Given data ::

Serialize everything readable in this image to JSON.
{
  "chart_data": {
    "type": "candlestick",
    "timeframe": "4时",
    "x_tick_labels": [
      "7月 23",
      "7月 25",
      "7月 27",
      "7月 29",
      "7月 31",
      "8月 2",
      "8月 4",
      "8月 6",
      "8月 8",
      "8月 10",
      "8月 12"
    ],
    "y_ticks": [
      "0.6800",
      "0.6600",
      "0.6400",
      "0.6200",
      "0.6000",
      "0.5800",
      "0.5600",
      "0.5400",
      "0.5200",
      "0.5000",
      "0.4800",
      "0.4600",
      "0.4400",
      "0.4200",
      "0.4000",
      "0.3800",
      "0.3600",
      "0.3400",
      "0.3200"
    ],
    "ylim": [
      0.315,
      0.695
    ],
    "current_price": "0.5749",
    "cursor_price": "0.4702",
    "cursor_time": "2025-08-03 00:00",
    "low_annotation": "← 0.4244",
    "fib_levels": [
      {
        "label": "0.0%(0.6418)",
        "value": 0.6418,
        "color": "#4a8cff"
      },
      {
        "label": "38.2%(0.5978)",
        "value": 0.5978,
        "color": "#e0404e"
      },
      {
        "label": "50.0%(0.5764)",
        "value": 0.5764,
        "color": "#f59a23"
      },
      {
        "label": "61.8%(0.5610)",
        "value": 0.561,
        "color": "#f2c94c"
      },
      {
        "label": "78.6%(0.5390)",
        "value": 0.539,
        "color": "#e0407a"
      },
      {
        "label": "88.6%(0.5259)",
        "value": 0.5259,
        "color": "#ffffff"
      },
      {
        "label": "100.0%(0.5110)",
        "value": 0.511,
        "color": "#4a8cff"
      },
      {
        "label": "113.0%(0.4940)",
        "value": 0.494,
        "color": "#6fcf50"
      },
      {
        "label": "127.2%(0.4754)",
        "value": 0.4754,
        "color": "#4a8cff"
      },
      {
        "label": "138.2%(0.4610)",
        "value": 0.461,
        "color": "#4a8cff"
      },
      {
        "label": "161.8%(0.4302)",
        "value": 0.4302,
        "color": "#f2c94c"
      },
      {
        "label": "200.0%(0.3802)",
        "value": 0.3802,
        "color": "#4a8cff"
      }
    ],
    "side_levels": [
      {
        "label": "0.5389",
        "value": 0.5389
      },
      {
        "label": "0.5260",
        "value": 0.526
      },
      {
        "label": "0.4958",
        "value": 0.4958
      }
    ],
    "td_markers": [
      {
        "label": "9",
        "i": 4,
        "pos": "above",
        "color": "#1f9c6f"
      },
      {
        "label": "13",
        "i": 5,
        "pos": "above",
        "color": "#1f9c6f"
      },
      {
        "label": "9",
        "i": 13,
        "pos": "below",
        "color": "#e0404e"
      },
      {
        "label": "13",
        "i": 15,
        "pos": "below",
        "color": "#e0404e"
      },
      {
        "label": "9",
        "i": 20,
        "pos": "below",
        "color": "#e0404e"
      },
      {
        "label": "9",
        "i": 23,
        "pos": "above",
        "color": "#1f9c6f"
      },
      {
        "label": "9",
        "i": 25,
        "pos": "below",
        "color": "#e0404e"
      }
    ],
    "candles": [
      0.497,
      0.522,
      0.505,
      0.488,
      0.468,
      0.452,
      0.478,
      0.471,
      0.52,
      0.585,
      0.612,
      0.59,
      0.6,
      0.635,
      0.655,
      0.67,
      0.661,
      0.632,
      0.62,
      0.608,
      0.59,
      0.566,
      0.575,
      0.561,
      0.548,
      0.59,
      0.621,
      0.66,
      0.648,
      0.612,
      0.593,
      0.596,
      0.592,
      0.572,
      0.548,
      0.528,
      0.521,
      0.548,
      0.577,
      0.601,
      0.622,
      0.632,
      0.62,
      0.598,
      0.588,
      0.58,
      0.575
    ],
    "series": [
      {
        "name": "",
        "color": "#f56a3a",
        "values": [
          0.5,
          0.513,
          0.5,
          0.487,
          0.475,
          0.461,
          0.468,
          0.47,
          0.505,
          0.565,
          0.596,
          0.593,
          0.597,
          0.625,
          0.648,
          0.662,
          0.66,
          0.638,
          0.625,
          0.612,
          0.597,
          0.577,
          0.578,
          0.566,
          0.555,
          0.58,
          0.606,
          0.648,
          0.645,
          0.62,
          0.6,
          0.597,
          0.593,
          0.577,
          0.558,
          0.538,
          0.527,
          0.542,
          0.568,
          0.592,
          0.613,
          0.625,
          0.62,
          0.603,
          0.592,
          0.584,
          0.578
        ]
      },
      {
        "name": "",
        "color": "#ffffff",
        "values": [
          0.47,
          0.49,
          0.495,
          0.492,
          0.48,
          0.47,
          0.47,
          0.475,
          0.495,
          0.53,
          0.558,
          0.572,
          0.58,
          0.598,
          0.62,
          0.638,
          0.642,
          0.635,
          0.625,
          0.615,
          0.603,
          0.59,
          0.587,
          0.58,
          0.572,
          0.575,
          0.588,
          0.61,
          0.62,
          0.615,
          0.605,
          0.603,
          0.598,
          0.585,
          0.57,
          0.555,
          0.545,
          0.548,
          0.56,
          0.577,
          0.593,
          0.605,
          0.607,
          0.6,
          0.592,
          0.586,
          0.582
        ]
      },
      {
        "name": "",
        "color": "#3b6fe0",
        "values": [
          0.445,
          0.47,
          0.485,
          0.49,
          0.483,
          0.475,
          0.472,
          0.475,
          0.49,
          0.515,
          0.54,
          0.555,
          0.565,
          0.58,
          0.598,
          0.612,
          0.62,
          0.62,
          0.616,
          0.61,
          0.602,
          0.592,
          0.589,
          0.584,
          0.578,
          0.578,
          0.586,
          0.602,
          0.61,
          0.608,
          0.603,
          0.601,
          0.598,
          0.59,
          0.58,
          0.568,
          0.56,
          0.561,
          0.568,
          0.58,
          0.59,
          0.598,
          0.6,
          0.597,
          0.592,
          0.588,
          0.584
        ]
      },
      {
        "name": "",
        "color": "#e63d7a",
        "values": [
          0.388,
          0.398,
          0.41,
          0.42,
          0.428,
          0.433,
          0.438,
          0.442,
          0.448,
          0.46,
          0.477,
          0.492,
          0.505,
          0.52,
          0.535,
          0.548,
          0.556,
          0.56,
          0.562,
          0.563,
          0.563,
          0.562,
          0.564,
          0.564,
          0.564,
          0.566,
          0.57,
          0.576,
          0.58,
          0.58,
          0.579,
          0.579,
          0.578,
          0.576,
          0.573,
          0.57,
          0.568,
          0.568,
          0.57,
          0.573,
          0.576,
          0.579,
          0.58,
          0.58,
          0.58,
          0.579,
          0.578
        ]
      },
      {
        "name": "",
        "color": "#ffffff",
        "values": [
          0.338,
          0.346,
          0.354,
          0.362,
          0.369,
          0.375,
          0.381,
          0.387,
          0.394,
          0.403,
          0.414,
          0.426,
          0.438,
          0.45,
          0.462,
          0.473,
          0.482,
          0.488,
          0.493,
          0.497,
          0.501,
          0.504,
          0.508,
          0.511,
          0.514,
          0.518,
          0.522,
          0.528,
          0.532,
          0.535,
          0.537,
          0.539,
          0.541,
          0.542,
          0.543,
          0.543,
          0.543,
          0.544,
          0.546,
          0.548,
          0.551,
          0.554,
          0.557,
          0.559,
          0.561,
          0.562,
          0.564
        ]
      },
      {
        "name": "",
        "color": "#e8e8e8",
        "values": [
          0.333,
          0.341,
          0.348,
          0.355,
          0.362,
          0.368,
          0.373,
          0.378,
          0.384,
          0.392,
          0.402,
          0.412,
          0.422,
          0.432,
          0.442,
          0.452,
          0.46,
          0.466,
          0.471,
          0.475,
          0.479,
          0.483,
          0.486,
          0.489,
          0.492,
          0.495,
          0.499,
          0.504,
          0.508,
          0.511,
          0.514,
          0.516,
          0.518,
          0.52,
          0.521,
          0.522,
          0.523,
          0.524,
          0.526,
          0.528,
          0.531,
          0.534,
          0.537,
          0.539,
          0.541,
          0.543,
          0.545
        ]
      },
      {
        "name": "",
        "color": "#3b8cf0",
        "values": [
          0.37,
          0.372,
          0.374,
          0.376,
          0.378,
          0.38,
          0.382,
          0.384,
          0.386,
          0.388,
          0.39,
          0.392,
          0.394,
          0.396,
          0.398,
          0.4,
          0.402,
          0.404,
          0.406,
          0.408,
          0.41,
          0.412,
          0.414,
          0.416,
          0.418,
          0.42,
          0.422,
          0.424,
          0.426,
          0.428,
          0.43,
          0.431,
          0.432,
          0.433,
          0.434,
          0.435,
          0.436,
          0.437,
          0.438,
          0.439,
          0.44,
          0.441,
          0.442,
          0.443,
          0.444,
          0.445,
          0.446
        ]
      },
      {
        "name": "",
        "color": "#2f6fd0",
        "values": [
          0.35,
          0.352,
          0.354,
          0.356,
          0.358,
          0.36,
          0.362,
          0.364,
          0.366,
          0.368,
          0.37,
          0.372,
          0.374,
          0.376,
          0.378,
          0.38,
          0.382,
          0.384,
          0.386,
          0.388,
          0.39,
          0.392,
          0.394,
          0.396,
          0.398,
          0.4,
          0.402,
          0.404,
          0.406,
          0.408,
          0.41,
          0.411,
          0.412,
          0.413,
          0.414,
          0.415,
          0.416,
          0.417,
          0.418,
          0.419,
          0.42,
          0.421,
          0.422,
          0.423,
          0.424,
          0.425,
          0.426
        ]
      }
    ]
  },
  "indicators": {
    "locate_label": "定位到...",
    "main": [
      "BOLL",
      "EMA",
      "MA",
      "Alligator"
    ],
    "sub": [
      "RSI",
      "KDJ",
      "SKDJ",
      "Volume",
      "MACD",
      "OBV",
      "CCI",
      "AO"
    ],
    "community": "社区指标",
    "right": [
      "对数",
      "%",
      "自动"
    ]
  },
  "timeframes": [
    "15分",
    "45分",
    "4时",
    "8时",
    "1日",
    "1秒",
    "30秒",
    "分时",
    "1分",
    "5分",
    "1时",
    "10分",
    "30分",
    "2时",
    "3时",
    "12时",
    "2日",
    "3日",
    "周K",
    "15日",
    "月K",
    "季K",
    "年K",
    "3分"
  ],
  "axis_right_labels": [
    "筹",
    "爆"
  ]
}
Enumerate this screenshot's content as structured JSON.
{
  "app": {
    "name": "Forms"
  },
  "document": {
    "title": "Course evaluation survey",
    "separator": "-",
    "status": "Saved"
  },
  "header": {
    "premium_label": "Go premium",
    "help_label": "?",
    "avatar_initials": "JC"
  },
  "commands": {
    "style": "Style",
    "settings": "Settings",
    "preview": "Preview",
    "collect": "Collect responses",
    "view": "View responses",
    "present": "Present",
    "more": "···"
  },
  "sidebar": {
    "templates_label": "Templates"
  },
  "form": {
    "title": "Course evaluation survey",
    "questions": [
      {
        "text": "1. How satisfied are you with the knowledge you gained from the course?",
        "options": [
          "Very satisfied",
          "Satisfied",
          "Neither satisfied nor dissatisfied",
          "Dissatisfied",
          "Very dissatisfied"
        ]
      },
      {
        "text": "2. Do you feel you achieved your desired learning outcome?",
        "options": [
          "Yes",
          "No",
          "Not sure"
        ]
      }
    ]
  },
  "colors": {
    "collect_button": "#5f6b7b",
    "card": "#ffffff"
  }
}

Goal of the exercise :: Copy all lines of the listing above that contain the string "responses".

Output for this task ::
    "collect": "Collect responses",
    "view": "View responses",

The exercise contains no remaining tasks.